┏━━

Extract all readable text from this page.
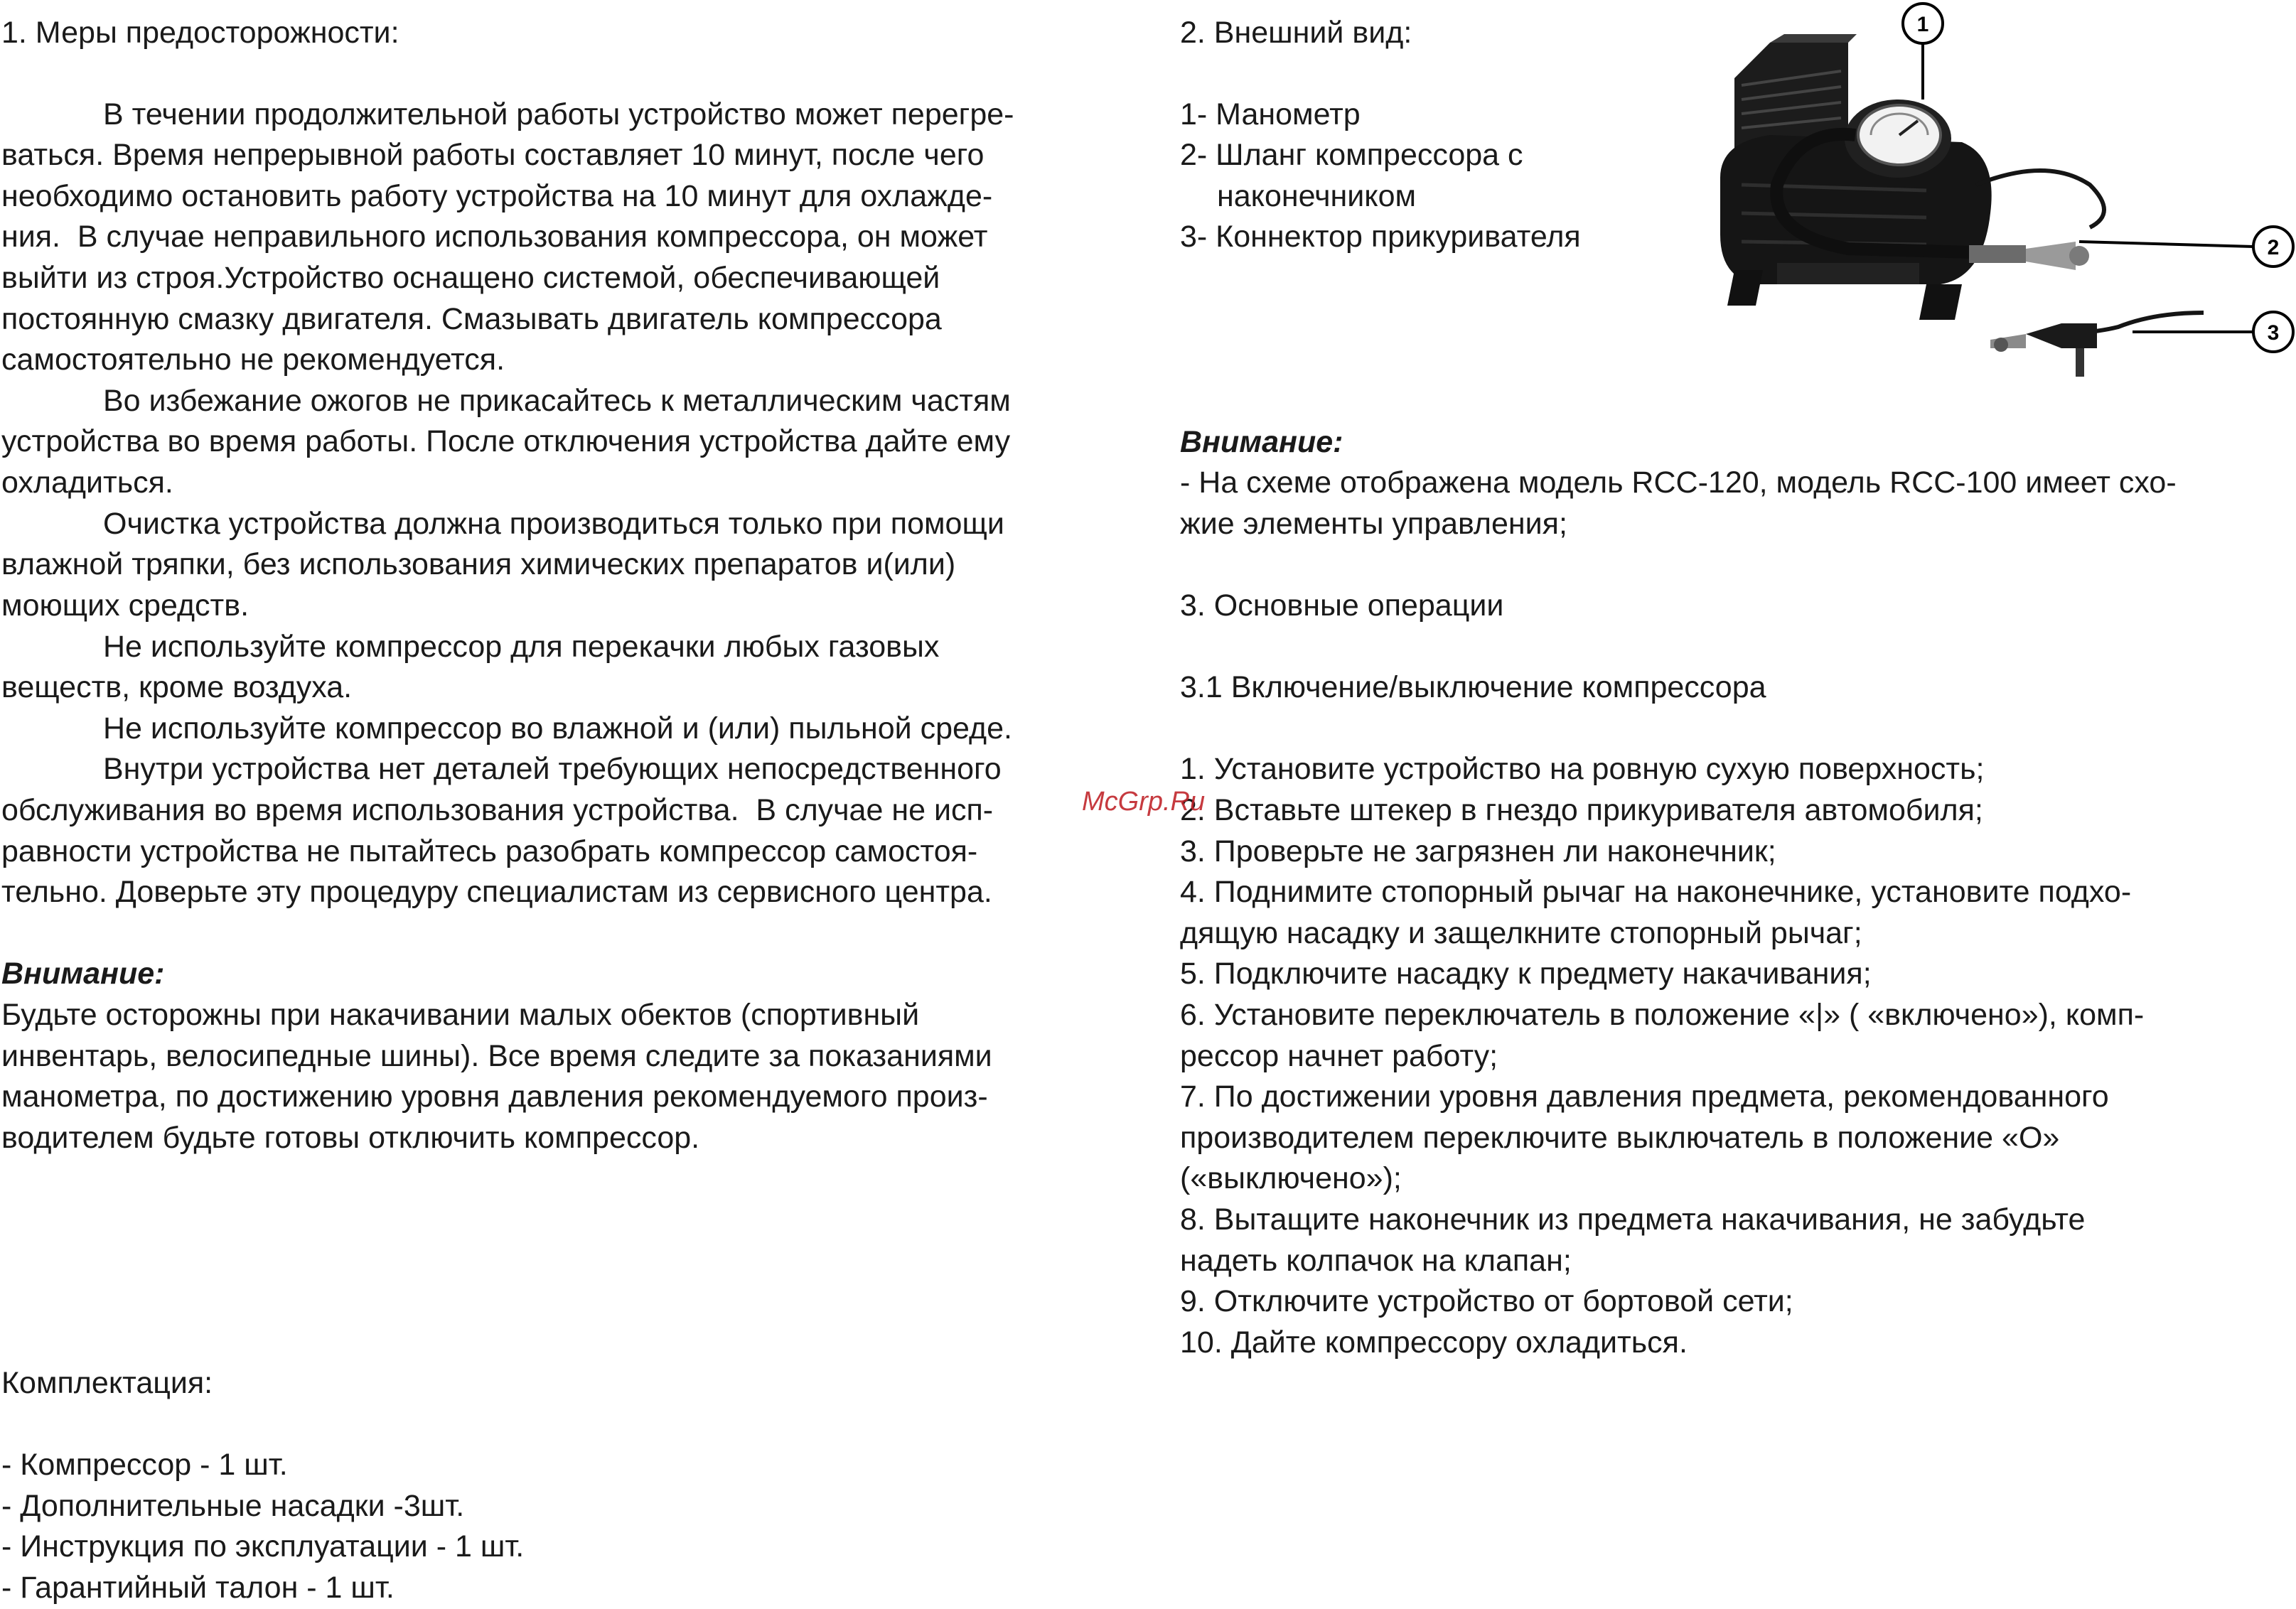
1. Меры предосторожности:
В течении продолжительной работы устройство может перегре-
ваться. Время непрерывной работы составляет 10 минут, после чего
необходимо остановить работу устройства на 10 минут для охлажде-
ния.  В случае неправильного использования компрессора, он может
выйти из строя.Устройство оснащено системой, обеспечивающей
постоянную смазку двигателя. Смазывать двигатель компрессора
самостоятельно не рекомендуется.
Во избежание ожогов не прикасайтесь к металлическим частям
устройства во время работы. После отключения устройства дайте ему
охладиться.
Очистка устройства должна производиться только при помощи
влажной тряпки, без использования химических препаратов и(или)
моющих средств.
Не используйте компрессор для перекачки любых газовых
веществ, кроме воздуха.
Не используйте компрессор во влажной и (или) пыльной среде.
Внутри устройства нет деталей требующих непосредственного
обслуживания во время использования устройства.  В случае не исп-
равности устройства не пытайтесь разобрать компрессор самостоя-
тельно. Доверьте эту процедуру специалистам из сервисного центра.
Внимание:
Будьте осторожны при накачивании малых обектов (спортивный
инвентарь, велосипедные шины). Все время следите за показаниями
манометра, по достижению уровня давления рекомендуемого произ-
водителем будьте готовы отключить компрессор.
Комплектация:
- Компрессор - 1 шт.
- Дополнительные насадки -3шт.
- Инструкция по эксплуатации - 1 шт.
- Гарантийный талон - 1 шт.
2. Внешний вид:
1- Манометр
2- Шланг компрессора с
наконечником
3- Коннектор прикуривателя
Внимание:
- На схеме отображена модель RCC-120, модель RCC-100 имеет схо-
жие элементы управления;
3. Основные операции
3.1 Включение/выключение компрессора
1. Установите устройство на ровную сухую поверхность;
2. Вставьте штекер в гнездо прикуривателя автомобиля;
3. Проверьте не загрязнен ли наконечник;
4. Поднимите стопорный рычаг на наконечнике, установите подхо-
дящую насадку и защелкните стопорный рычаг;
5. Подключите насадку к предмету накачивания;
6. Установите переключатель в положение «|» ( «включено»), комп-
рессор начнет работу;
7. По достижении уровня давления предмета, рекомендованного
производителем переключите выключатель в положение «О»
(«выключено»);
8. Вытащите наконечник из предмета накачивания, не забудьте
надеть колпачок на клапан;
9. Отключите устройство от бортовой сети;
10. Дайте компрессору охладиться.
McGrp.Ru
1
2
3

┗━━

Where a line holds "предмета", copy that line.

7. По достижении уровня давления предмета, рекомендованного
8. Вытащите наконечник из предмета накачивания, не забудьте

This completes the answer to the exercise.